**YOUR INSTRUCTIONS**
Please output the records below in full, exactly as given, but without the images.

**DATA LINES**
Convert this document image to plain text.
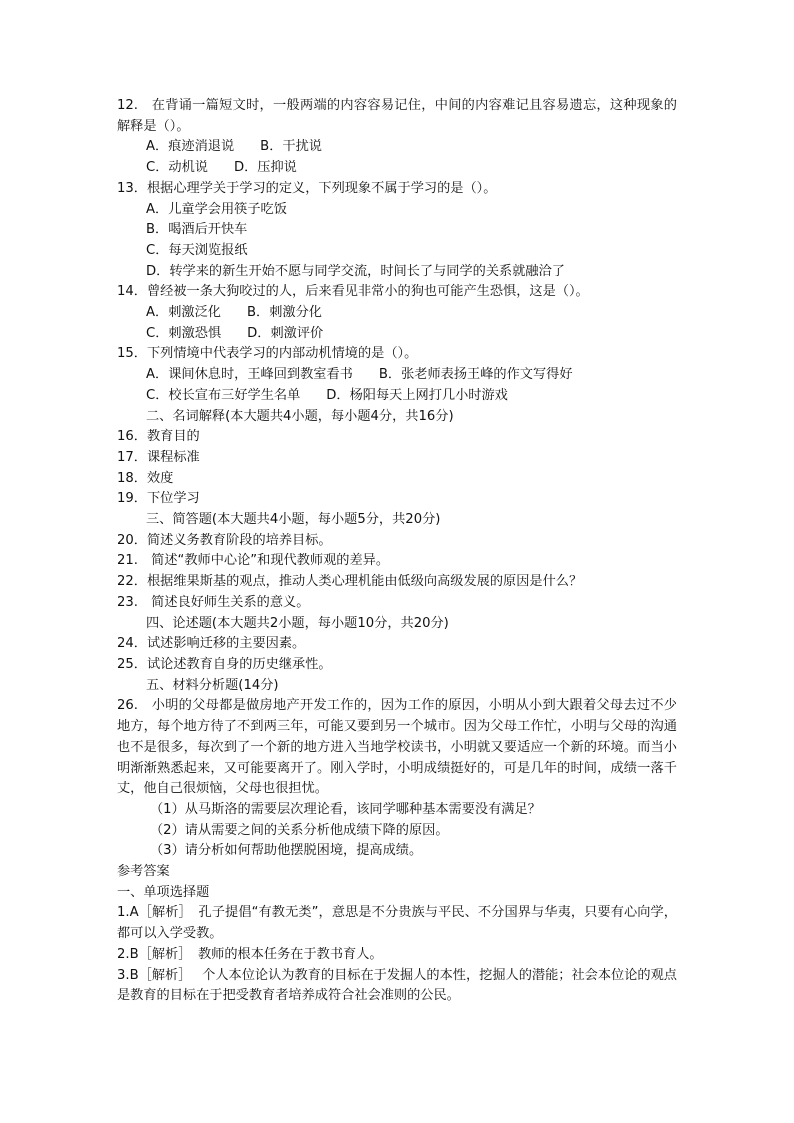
12.　在背诵一篇短文时，一般两端的内容容易记住，中间的内容难记且容易遗忘，这种现象的解释是（）。
A．痕迹消退说 B．干扰说
C．动机说 D．压抑说
13．根据心理学关于学习的定义，下列现象不属于学习的是（）。
A．儿童学会用筷子吃饭
B．喝酒后开快车
C．每天浏览报纸
D．转学来的新生开始不愿与同学交流，时间长了与同学的关系就融洽了
14．曾经被一条大狗咬过的人，后来看见非常小的狗也可能产生恐惧，这是（）。
A．刺激泛化 B．刺激分化
C．刺激恐惧 D．刺激评价
15．下列情境中代表学习的内部动机情境的是（）。
A．课间休息时，王峰回到教室看书 B．张老师表扬王峰的作文写得好
C．校长宣布三好学生名单 D．杨阳每天上网打几小时游戏
二、名词解释(本大题共4小题，每小题4分，共16分)
16．教育目的
17．课程标准
18．效度
19．下位学习
三、简答题(本大题共4小题，每小题5分，共20分)
20．简述义务教育阶段的培养目标。
21.　简述“教师中心论”和现代教师观的差异。
22．根据维果斯基的观点，推动人类心理机能由低级向高级发展的原因是什么？
23.　简述良好师生关系的意义。
四、论述题(本大题共2小题，每小题10分，共20分)
24．试述影响迁移的主要因素。
25．试论述教育自身的历史继承性。
五、材料分析题(14分)
26.　小明的父母都是做房地产开发工作的，因为工作的原因，小明从小到大跟着父母去过不少地方，每个地方待了不到两三年，可能又要到另一个城市。因为父母工作忙，小明与父母的沟通也不是很多，每次到了一个新的地方进入当地学校读书，小明就又要适应一个新的环境。而当小明渐渐熟悉起来，又可能要离开了。刚入学时，小明成绩挺好的，可是几年的时间，成绩一落千丈，他自己很烦恼，父母也很担忧。
（1）从马斯洛的需要层次理论看，该同学哪种基本需要没有满足？
（2）请从需要之间的关系分析他成绩下降的原因。
（3）请分析如何帮助他摆脱困境，提高成绩。
参考答案
一、单项选择题
1.A［解析］　孔子提倡“有教无类”，意思是不分贵族与平民、不分国界与华夷，只要有心向学，都可以入学受教。
2.B［解析］　教师的根本任务在于教书育人。
3.B［解析］　 个人本位论认为教育的目标在于发掘人的本性，挖掘人的潜能；社会本位论的观点是教育的目标在于把受教育者培养成符合社会准则的公民。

**EXERCISE ANSWER**
Convert this document image to plain text.
12.　在背诵一篇短文时，一般两端的内容容易记住，中间的内容难记且容易遗忘，这种现象的解释是（）。
A．痕迹消退说 B．干扰说
C．动机说 D．压抑说
13．根据心理学关于学习的定义，下列现象不属于学习的是（）。
A．儿童学会用筷子吃饭
B．喝酒后开快车
C．每天浏览报纸
D．转学来的新生开始不愿与同学交流，时间长了与同学的关系就融洽了
14．曾经被一条大狗咬过的人，后来看见非常小的狗也可能产生恐惧，这是（）。
A．刺激泛化 B．刺激分化
C．刺激恐惧 D．刺激评价
15．下列情境中代表学习的内部动机情境的是（）。
A．课间休息时，王峰回到教室看书 B．张老师表扬王峰的作文写得好
C．校长宣布三好学生名单 D．杨阳每天上网打几小时游戏
二、名词解释(本大题共4小题，每小题4分，共16分)
16．教育目的
17．课程标准
18．效度
19．下位学习
三、简答题(本大题共4小题，每小题5分，共20分)
20．简述义务教育阶段的培养目标。
21.　简述“教师中心论”和现代教师观的差异。
22．根据维果斯基的观点，推动人类心理机能由低级向高级发展的原因是什么？
23.　简述良好师生关系的意义。
四、论述题(本大题共2小题，每小题10分，共20分)
24．试述影响迁移的主要因素。
25．试论述教育自身的历史继承性。
五、材料分析题(14分)
26.　小明的父母都是做房地产开发工作的，因为工作的原因，小明从小到大跟着父母去过不少地方，每个地方待了不到两三年，可能又要到另一个城市。因为父母工作忙，小明与父母的沟通也不是很多，每次到了一个新的地方进入当地学校读书，小明就又要适应一个新的环境。而当小明渐渐熟悉起来，又可能要离开了。刚入学时，小明成绩挺好的，可是几年的时间，成绩一落千丈，他自己很烦恼，父母也很担忧。
（1）从马斯洛的需要层次理论看，该同学哪种基本需要没有满足？
（2）请从需要之间的关系分析他成绩下降的原因。
（3）请分析如何帮助他摆脱困境，提高成绩。
参考答案
一、单项选择题
1.A［解析］　孔子提倡“有教无类”，意思是不分贵族与平民、不分国界与华夷，只要有心向学，都可以入学受教。
2.B［解析］　教师的根本任务在于教书育人。
3.B［解析］　 个人本位论认为教育的目标在于发掘人的本性，挖掘人的潜能；社会本位论的观点是教育的目标在于把受教育者培养成符合社会准则的公民。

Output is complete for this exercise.